- _What the task asks_:
Which lines of the records contain the word "Underflow", with case matching exactly? List each such line in full.

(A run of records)
········

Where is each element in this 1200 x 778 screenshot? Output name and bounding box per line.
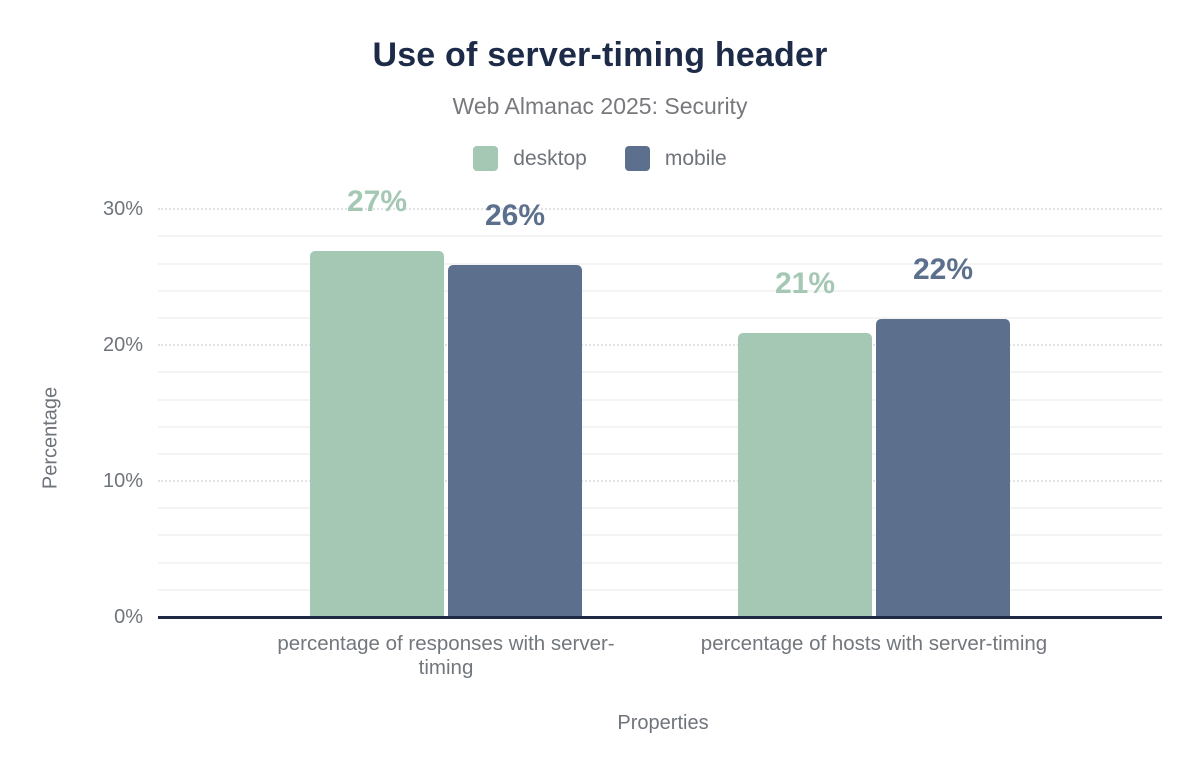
chart-title: Use of server-timing header — [372, 36, 828, 74]
legend-swatch-mobile — [624, 146, 650, 171]
y-tick-label-20%: 20% — [102, 334, 143, 357]
category-label-1: percentage of hosts with server-timing — [700, 632, 1048, 655]
minor-gridline — [158, 289, 1162, 292]
value-label-mobile-1: 22% — [912, 253, 974, 286]
major-gridline — [158, 480, 1162, 483]
minor-gridline — [158, 262, 1162, 265]
y-tick-label-30%: 30% — [102, 198, 143, 221]
major-gridline — [158, 208, 1162, 211]
minor-gridline — [158, 425, 1162, 428]
minor-gridline — [158, 235, 1162, 238]
x-axis-title: Properties — [617, 712, 709, 734]
category-label-0: percentage of responses with server-timi… — [277, 632, 615, 679]
minor-gridline — [158, 452, 1162, 455]
value-label-mobile-0: 26% — [484, 198, 546, 232]
bar-desktop-1 — [738, 332, 872, 618]
minor-gridline — [158, 588, 1162, 591]
x-axis-line — [158, 616, 1162, 619]
legend-swatch-desktop — [473, 146, 499, 171]
legend-item-desktop: desktop — [473, 146, 587, 171]
minor-gridline — [158, 534, 1162, 537]
minor-gridline — [158, 398, 1162, 401]
bar-desktop-0 — [310, 251, 444, 618]
y-tick-label-0%: 0% — [114, 606, 143, 628]
minor-gridline — [158, 507, 1162, 510]
major-gridline — [158, 344, 1162, 347]
bar-mobile-1 — [876, 319, 1010, 618]
value-label-desktop-0: 27% — [346, 185, 408, 219]
plot-area: 27% 26% 21% 22% — [158, 179, 1162, 619]
minor-gridline — [158, 561, 1162, 564]
bar-mobile-0 — [448, 264, 582, 618]
minor-gridline — [158, 371, 1162, 374]
legend-item-mobile: mobile — [624, 146, 727, 171]
legend-label-desktop: desktop — [513, 146, 587, 170]
y-tick-label-10%: 10% — [102, 470, 143, 493]
legend: desktop mobile — [0, 146, 1200, 171]
value-label-desktop-1: 21% — [774, 266, 836, 300]
minor-gridline — [158, 317, 1162, 319]
chart-subtitle: Web Almanac 2025: Security — [452, 93, 748, 119]
legend-label-mobile: mobile — [664, 146, 727, 170]
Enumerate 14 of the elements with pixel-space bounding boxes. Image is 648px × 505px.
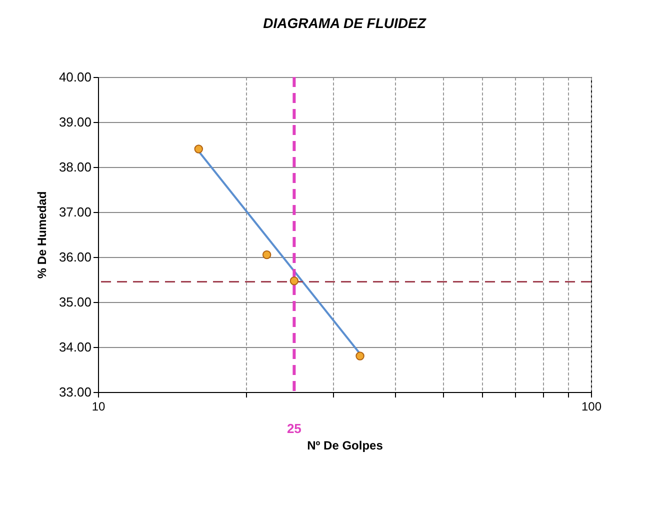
y-tick-label: 39.00	[58, 114, 92, 130]
y-tick-label: 34.00	[58, 340, 92, 354]
y-axis-title: % De Humedad	[34, 191, 49, 279]
x-tick-label: 100	[581, 400, 602, 414]
chart-title: DIAGRAMA DE FLUIDEZ	[263, 15, 426, 31]
y-tick-label: 33.00	[58, 384, 92, 400]
y-tick-label: 40.00	[58, 70, 92, 84]
x-axis-title: Nº De Golpes	[307, 438, 384, 452]
x-tick-label: 10	[92, 400, 106, 414]
y-tick-label: 36.00	[58, 250, 92, 264]
y-tick-label: 38.00	[58, 160, 92, 174]
y-tick-label: 37.00	[58, 204, 92, 220]
ref-line-label: 25	[286, 421, 302, 436]
y-tick-label: 35.00	[58, 294, 92, 310]
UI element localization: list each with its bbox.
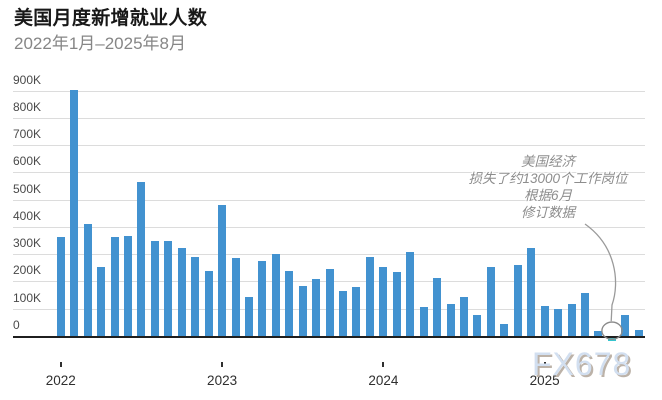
bar bbox=[554, 308, 563, 337]
bar bbox=[365, 257, 374, 337]
bar bbox=[460, 297, 468, 337]
bar bbox=[97, 267, 106, 337]
bar bbox=[191, 257, 200, 337]
bar bbox=[83, 223, 92, 337]
bar bbox=[540, 306, 549, 337]
y-tick-label: 100K bbox=[13, 290, 42, 305]
bar bbox=[352, 286, 361, 337]
bar bbox=[473, 315, 482, 337]
bar bbox=[298, 286, 307, 337]
annotation-line: 美国经济 bbox=[520, 154, 575, 169]
x-tick-label: 2022 bbox=[45, 372, 76, 388]
y-tick-label: 900K bbox=[13, 72, 42, 87]
bar bbox=[339, 291, 348, 337]
bar bbox=[433, 277, 442, 337]
annotation-text: 美国经济损失了约13000个工作岗位 根据6月修订数据 bbox=[468, 153, 627, 221]
bar bbox=[486, 266, 495, 337]
bar bbox=[406, 251, 415, 337]
bar bbox=[419, 306, 428, 337]
x-tick-label: 2024 bbox=[368, 372, 399, 388]
x-axis-line bbox=[13, 335, 645, 338]
connector-line-icon bbox=[584, 223, 617, 322]
bar bbox=[56, 237, 65, 337]
x-tick bbox=[382, 361, 385, 367]
bar bbox=[258, 260, 267, 337]
gridline bbox=[13, 90, 645, 92]
y-tick-label: 700K bbox=[13, 127, 42, 142]
bar bbox=[392, 272, 401, 337]
gridline bbox=[13, 226, 645, 228]
bar bbox=[110, 237, 119, 337]
y-tick-label: 600K bbox=[13, 154, 42, 169]
annotation-line: 根据6月 bbox=[523, 188, 573, 203]
y-tick-label: 0 bbox=[13, 317, 20, 332]
bar bbox=[244, 296, 253, 337]
bar bbox=[271, 253, 280, 337]
bar bbox=[325, 269, 334, 337]
gridline bbox=[13, 145, 645, 147]
bar bbox=[164, 241, 173, 337]
bar bbox=[621, 314, 630, 337]
bar bbox=[567, 303, 576, 337]
x-tick bbox=[221, 361, 224, 367]
x-tick-label: 2023 bbox=[207, 372, 238, 388]
bar bbox=[150, 240, 159, 337]
bar bbox=[594, 331, 603, 337]
bar bbox=[312, 279, 321, 337]
chart-title: 美国月度新增就业人数 bbox=[14, 8, 208, 29]
gridline bbox=[13, 254, 645, 256]
bar bbox=[446, 304, 455, 337]
gridline bbox=[13, 172, 645, 174]
bar bbox=[285, 271, 294, 337]
y-tick-label: 800K bbox=[13, 99, 42, 114]
bar bbox=[70, 90, 79, 337]
bar bbox=[580, 293, 589, 337]
y-tick-label: 200K bbox=[13, 263, 42, 278]
bar bbox=[379, 266, 388, 337]
bar bbox=[527, 248, 536, 337]
bar bbox=[500, 324, 509, 337]
bar bbox=[231, 258, 240, 337]
bar bbox=[513, 265, 522, 337]
bar bbox=[634, 330, 643, 337]
x-tick-label: 2025 bbox=[529, 372, 560, 388]
y-tick-label: 500K bbox=[13, 181, 42, 196]
chart-subtitle: 2022年1月–2025年8月 bbox=[14, 34, 187, 53]
annotation-line: 修订数据 bbox=[520, 205, 575, 220]
bar bbox=[137, 181, 146, 337]
bar bbox=[124, 235, 132, 337]
bar bbox=[218, 205, 227, 337]
x-tick bbox=[543, 361, 546, 367]
annotation-line: 损失了约13000个工作岗位 bbox=[468, 171, 628, 186]
bar bbox=[177, 248, 186, 337]
watermark: FX678 bbox=[532, 346, 632, 382]
y-tick-label: 300K bbox=[13, 236, 42, 251]
bar bbox=[204, 271, 213, 337]
gridline bbox=[13, 199, 645, 201]
y-tick-label: 400K bbox=[13, 208, 42, 223]
x-tick bbox=[59, 361, 62, 367]
gridline bbox=[13, 117, 645, 119]
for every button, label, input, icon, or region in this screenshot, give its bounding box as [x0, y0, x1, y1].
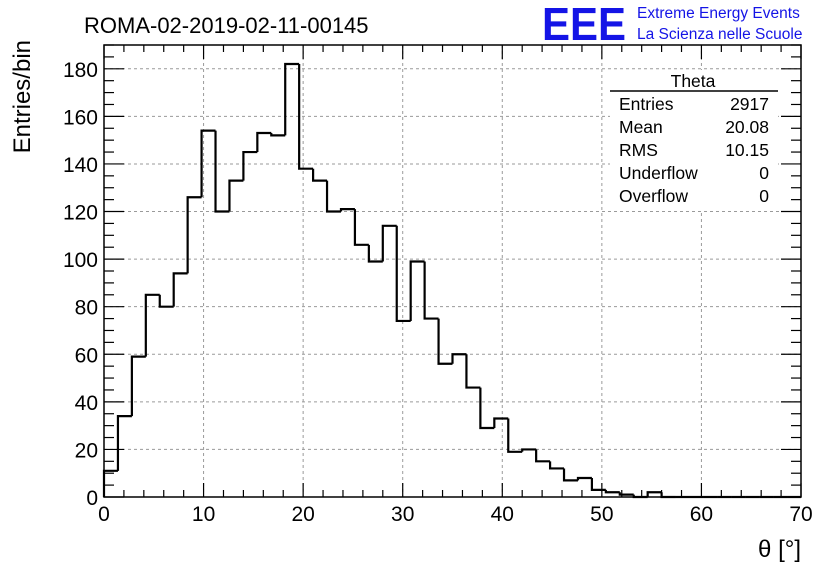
histogram-bin [130, 355, 146, 417]
x-axis-label: θ [°] [758, 536, 801, 563]
histogram-bin [298, 64, 314, 170]
histogram-bin [423, 261, 439, 320]
stats-row-label: Mean [619, 117, 663, 137]
histogram-bin [186, 196, 202, 274]
grid-lines [104, 45, 801, 497]
y-tick-labels: 0 20 40 60 80 100 120 140 160 180 [63, 59, 98, 510]
histogram-bin [214, 130, 230, 213]
axes [103, 44, 802, 498]
histogram-bin [158, 294, 174, 308]
histogram-bin [465, 354, 481, 389]
histogram-bin [381, 224, 397, 262]
histogram-bin [521, 448, 537, 452]
histogram-bin [284, 62, 300, 136]
histogram-bin [437, 318, 453, 365]
histogram-series [102, 62, 801, 499]
histogram-bin [507, 418, 523, 453]
stats-row-label: Entries [619, 94, 674, 114]
logo-letters: EEE [542, 0, 626, 50]
histogram-bin [548, 461, 565, 470]
chart-title: ROMA-02-2019-02-11-00145 [84, 13, 369, 38]
stats-row-value: 0 [759, 163, 769, 183]
stats-box-background [610, 70, 778, 210]
stats-row-label: RMS [619, 140, 658, 160]
stats-row-value: 10.15 [725, 140, 769, 160]
histogram-bin [144, 293, 160, 357]
histogram-bin [646, 491, 662, 497]
y-tick-label: 0 [86, 487, 98, 510]
histogram-bin [242, 150, 258, 181]
histogram-bin [256, 131, 272, 153]
histogram-bin [604, 489, 620, 494]
x-tick-labels: 0 10 20 30 40 50 60 70 [98, 503, 813, 526]
histogram-bin [200, 129, 216, 198]
histogram-bin [367, 244, 383, 263]
histogram-bin [535, 449, 551, 463]
logo-line-2: La Scienza nelle Scuole [637, 26, 802, 43]
stats-row-label: Overflow [619, 186, 688, 206]
x-tick-label: 40 [491, 503, 514, 526]
stats-row-value: 2917 [730, 94, 769, 114]
y-tick-label: 100 [63, 249, 98, 272]
x-tick-label: 60 [690, 503, 713, 526]
x-tick-label: 0 [98, 503, 110, 526]
histogram-bin [479, 387, 495, 430]
y-tick-label: 140 [63, 154, 98, 177]
histogram-bin [116, 415, 132, 471]
histogram-bin [312, 168, 328, 182]
x-tick-label: 30 [391, 503, 414, 526]
histogram-bin [102, 469, 118, 497]
histogram-bin [353, 209, 369, 246]
y-tick-label: 20 [75, 439, 98, 462]
stats-title: Theta [671, 71, 716, 91]
y-tick-label: 180 [63, 59, 98, 82]
histogram-bin [451, 353, 467, 364]
histogram-bin [409, 260, 425, 321]
x-tick-label: 70 [789, 503, 812, 526]
x-tick-label: 20 [291, 503, 314, 526]
x-tick-label: 10 [192, 503, 215, 526]
y-tick-label: 160 [63, 106, 98, 129]
y-tick-label: 60 [75, 344, 98, 367]
y-tick-label: 40 [75, 392, 98, 415]
logo-line-1: Extreme Energy Events [637, 5, 800, 22]
y-axis-label: Entries/bin [9, 40, 36, 153]
histogram-bin [576, 476, 592, 481]
histogram-bin [395, 225, 411, 323]
y-tick-label: 120 [63, 202, 98, 225]
stats-row-label: Underflow [619, 163, 698, 183]
histogram-bin [270, 133, 286, 137]
histogram-bin [228, 179, 244, 212]
stats-rows: Entries 2917 Mean 20.08 RMS 10.15 Underflow 0 Ov… [619, 94, 769, 206]
histogram-bin [590, 477, 606, 491]
stats-row-value: 20.08 [725, 117, 769, 137]
eee-logo: EEE Extreme Energy Events La Scienza nel… [542, 0, 802, 50]
histogram-bin [339, 208, 355, 212]
y-tick-label: 80 [75, 297, 98, 320]
histogram-bin [493, 417, 509, 429]
stats-row-value: 0 [759, 186, 769, 206]
x-tick-label: 50 [590, 503, 613, 526]
histogram-bin [562, 468, 578, 482]
histogram-bin [172, 272, 188, 307]
stats-box: Theta Entries 2917 Mean 20.08 RMS 10.15 Underf… [610, 70, 778, 210]
histogram-bin [325, 180, 341, 213]
histogram-bin [618, 492, 634, 496]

········

- _Response for this exercise_:
stats-row-label: Underflow [619, 163, 698, 183]
stats-rows: Entries 2917 Mean 20.08 RMS 10.15 Underflow 0 Ov… [619, 94, 769, 206]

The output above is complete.